Source records:
════════════════════

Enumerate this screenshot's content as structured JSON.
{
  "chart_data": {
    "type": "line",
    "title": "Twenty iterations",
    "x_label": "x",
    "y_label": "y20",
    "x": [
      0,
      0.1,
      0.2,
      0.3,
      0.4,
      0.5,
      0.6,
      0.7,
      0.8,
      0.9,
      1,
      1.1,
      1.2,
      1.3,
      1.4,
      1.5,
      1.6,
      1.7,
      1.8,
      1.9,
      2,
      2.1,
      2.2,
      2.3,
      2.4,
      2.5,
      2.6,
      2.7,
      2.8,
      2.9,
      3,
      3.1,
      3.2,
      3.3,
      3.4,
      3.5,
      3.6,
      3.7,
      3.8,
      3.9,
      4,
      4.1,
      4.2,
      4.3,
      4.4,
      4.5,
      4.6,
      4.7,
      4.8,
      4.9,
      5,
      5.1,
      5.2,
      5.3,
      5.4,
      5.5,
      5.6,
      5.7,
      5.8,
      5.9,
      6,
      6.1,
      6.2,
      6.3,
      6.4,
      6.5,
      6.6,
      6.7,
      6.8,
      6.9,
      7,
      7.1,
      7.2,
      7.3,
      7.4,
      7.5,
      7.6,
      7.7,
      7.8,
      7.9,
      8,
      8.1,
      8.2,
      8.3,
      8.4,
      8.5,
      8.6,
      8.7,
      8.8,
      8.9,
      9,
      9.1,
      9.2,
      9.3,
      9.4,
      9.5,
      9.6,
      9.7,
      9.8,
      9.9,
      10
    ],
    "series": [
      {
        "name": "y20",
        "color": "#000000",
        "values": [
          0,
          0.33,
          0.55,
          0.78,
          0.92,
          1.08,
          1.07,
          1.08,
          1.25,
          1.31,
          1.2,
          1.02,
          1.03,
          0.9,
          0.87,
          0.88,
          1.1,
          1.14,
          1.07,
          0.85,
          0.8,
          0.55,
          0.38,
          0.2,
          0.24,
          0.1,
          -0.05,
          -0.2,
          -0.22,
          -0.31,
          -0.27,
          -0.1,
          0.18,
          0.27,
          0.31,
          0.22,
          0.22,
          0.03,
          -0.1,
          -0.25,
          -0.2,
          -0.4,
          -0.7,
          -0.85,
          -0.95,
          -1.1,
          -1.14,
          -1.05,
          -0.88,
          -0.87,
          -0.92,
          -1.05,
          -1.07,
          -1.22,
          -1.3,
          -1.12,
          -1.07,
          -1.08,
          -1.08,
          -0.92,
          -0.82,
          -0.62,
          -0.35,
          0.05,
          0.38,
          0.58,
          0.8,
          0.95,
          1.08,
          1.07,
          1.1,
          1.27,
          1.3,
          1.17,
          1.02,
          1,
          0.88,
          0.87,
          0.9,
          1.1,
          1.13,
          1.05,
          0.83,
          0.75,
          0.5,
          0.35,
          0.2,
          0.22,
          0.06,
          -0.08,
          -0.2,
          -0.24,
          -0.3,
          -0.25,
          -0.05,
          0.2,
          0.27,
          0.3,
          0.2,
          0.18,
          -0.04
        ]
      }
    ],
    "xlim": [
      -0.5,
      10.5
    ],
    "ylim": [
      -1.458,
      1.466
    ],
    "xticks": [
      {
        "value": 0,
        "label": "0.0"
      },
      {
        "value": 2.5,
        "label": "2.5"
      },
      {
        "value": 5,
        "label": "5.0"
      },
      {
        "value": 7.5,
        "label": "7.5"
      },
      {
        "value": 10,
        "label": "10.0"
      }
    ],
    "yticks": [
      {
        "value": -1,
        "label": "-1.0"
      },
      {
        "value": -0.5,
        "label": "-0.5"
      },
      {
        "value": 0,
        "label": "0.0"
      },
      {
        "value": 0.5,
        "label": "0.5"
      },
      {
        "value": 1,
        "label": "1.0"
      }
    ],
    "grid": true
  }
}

════════════════════

Please restate the data word for word, every record included.

Enumerate this screenshot's content as structured JSON.
{
  "chart_data": {
    "type": "line",
    "title": "Twenty iterations",
    "x_label": "x",
    "y_label": "y20",
    "x": [
      0,
      0.1,
      0.2,
      0.3,
      0.4,
      0.5,
      0.6,
      0.7,
      0.8,
      0.9,
      1,
      1.1,
      1.2,
      1.3,
      1.4,
      1.5,
      1.6,
      1.7,
      1.8,
      1.9,
      2,
      2.1,
      2.2,
      2.3,
      2.4,
      2.5,
      2.6,
      2.7,
      2.8,
      2.9,
      3,
      3.1,
      3.2,
      3.3,
      3.4,
      3.5,
      3.6,
      3.7,
      3.8,
      3.9,
      4,
      4.1,
      4.2,
      4.3,
      4.4,
      4.5,
      4.6,
      4.7,
      4.8,
      4.9,
      5,
      5.1,
      5.2,
      5.3,
      5.4,
      5.5,
      5.6,
      5.7,
      5.8,
      5.9,
      6,
      6.1,
      6.2,
      6.3,
      6.4,
      6.5,
      6.6,
      6.7,
      6.8,
      6.9,
      7,
      7.1,
      7.2,
      7.3,
      7.4,
      7.5,
      7.6,
      7.7,
      7.8,
      7.9,
      8,
      8.1,
      8.2,
      8.3,
      8.4,
      8.5,
      8.6,
      8.7,
      8.8,
      8.9,
      9,
      9.1,
      9.2,
      9.3,
      9.4,
      9.5,
      9.6,
      9.7,
      9.8,
      9.9,
      10
    ],
    "series": [
      {
        "name": "y20",
        "color": "#000000",
        "values": [
          0,
          0.33,
          0.55,
          0.78,
          0.92,
          1.08,
          1.07,
          1.08,
          1.25,
          1.31,
          1.2,
          1.02,
          1.03,
          0.9,
          0.87,
          0.88,
          1.1,
          1.14,
          1.07,
          0.85,
          0.8,
          0.55,
          0.38,
          0.2,
          0.24,
          0.1,
          -0.05,
          -0.2,
          -0.22,
          -0.31,
          -0.27,
          -0.1,
          0.18,
          0.27,
          0.31,
          0.22,
          0.22,
          0.03,
          -0.1,
          -0.25,
          -0.2,
          -0.4,
          -0.7,
          -0.85,
          -0.95,
          -1.1,
          -1.14,
          -1.05,
          -0.88,
          -0.87,
          -0.92,
          -1.05,
          -1.07,
          -1.22,
          -1.3,
          -1.12,
          -1.07,
          -1.08,
          -1.08,
          -0.92,
          -0.82,
          -0.62,
          -0.35,
          0.05,
          0.38,
          0.58,
          0.8,
          0.95,
          1.08,
          1.07,
          1.1,
          1.27,
          1.3,
          1.17,
          1.02,
          1,
          0.88,
          0.87,
          0.9,
          1.1,
          1.13,
          1.05,
          0.83,
          0.75,
          0.5,
          0.35,
          0.2,
          0.22,
          0.06,
          -0.08,
          -0.2,
          -0.24,
          -0.3,
          -0.25,
          -0.05,
          0.2,
          0.27,
          0.3,
          0.2,
          0.18,
          -0.04
        ]
      }
    ],
    "xlim": [
      -0.5,
      10.5
    ],
    "ylim": [
      -1.458,
      1.466
    ],
    "xticks": [
      {
        "value": 0,
        "label": "0.0"
      },
      {
        "value": 2.5,
        "label": "2.5"
      },
      {
        "value": 5,
        "label": "5.0"
      },
      {
        "value": 7.5,
        "label": "7.5"
      },
      {
        "value": 10,
        "label": "10.0"
      }
    ],
    "yticks": [
      {
        "value": -1,
        "label": "-1.0"
      },
      {
        "value": -0.5,
        "label": "-0.5"
      },
      {
        "value": 0,
        "label": "0.0"
      },
      {
        "value": 0.5,
        "label": "0.5"
      },
      {
        "value": 1,
        "label": "1.0"
      }
    ],
    "grid": true
  }
}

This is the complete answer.